THE TASK: With respect to the word "ТОРГОВАЯ", report how many lines of the following listing include it. Give nothing but the number.

EXTRACTED INFORMATION:
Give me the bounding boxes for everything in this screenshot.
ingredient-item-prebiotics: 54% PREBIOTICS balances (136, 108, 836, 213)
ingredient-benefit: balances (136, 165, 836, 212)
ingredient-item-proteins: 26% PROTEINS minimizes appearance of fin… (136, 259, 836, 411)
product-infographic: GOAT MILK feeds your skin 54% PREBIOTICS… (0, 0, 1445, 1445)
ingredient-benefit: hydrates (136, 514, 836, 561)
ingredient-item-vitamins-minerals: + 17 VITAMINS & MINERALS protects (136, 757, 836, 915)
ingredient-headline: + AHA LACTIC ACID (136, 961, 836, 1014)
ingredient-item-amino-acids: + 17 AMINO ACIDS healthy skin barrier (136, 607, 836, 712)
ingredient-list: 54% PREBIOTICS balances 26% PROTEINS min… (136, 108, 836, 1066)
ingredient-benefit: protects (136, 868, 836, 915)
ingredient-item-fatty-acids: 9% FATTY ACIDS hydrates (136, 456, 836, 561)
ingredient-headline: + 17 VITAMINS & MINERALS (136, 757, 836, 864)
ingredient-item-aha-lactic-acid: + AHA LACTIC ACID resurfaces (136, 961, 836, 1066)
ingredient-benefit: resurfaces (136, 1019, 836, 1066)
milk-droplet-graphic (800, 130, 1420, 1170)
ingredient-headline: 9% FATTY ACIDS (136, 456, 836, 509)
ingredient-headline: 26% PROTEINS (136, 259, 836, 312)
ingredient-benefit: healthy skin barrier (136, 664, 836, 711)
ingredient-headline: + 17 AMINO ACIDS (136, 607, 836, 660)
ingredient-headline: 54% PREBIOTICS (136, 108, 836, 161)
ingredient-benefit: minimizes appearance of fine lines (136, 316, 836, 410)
--
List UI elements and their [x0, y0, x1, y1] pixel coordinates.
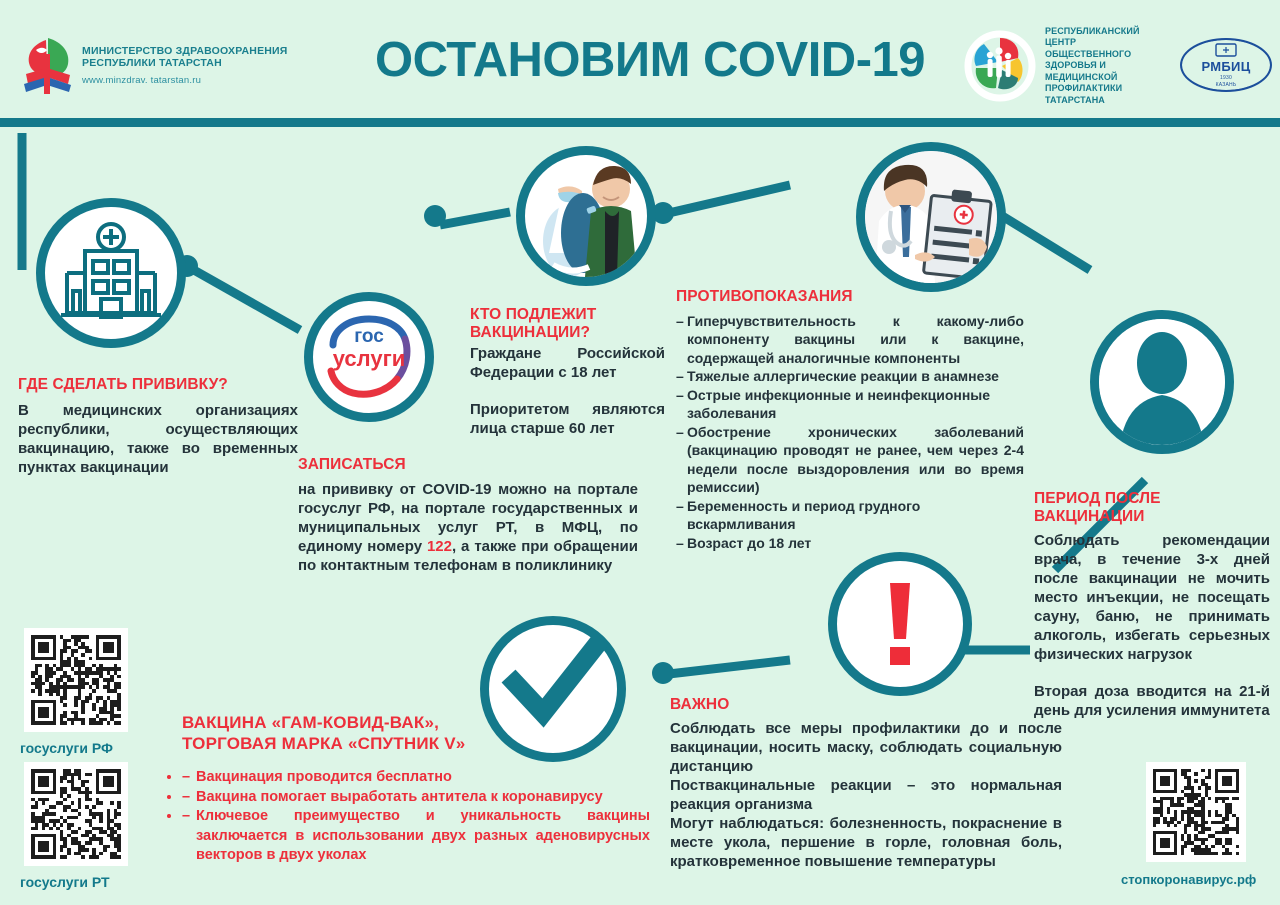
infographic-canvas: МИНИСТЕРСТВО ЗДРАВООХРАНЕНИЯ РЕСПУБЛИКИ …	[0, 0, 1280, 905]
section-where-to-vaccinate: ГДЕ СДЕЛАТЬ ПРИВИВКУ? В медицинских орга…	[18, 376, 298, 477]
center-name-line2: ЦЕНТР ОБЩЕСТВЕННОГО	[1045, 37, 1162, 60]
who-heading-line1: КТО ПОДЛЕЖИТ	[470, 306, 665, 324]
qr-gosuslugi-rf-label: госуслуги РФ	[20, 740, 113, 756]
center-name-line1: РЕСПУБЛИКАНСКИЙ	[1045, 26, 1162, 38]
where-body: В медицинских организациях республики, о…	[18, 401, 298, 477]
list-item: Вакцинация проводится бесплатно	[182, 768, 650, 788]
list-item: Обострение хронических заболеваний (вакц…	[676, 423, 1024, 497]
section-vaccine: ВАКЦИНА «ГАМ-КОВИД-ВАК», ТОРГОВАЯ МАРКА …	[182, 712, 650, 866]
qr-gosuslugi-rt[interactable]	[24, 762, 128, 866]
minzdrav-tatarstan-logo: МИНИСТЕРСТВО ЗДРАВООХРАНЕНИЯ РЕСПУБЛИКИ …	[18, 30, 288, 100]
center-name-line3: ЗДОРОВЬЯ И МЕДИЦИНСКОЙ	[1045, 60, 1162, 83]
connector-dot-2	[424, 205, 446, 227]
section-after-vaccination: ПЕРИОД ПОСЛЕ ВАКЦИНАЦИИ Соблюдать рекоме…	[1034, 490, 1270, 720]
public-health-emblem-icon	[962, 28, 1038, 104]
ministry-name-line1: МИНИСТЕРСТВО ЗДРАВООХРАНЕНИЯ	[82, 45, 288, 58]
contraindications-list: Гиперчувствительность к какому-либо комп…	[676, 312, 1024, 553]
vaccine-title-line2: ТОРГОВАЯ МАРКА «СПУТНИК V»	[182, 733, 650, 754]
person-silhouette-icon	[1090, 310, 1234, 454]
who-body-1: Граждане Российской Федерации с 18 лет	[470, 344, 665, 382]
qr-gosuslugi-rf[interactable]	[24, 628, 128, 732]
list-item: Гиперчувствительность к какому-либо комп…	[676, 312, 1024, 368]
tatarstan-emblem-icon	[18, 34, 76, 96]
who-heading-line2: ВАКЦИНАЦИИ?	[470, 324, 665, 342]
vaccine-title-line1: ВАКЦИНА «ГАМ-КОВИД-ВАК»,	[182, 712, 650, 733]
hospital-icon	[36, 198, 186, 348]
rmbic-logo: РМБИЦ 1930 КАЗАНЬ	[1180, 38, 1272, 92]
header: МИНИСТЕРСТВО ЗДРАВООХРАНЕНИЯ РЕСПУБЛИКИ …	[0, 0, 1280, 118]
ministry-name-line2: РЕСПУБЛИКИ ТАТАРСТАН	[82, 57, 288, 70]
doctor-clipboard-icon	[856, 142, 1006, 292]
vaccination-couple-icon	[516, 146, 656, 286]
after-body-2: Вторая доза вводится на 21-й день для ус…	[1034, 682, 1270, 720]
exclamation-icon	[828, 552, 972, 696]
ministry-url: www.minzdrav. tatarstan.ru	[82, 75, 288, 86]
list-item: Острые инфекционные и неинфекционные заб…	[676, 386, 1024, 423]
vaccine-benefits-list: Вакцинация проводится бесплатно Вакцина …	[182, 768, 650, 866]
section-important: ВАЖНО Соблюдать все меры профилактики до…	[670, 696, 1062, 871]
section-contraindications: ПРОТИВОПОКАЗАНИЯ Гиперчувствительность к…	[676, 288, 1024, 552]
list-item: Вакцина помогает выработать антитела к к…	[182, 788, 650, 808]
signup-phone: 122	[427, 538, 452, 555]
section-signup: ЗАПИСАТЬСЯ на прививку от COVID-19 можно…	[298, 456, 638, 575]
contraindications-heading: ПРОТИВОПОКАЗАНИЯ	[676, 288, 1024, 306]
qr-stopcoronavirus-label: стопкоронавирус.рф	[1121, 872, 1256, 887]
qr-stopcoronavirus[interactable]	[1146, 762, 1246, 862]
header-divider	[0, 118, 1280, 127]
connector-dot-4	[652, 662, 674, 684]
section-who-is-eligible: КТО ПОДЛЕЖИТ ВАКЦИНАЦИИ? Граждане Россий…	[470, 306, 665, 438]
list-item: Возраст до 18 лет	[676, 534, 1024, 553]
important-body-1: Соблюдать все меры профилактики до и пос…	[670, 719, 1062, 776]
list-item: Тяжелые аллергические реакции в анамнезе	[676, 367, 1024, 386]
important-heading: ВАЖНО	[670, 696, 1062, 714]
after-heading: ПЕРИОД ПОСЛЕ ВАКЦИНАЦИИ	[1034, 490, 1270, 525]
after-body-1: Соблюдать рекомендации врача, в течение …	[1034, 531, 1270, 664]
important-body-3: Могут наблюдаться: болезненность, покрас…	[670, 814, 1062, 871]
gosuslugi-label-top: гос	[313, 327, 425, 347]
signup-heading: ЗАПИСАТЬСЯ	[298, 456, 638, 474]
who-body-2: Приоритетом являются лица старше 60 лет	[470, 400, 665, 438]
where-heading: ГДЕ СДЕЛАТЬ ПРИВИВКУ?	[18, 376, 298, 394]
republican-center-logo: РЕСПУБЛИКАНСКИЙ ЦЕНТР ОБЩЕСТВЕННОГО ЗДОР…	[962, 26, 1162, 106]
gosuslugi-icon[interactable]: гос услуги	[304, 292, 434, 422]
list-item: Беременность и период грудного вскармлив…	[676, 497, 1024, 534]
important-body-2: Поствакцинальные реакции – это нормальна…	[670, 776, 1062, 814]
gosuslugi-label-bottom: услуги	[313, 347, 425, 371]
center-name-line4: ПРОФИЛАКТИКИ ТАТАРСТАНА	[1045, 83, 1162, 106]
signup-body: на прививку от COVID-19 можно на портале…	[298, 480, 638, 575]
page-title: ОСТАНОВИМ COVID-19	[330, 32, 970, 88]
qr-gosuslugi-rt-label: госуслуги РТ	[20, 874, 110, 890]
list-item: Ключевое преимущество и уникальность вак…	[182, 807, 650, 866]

REPLY: 2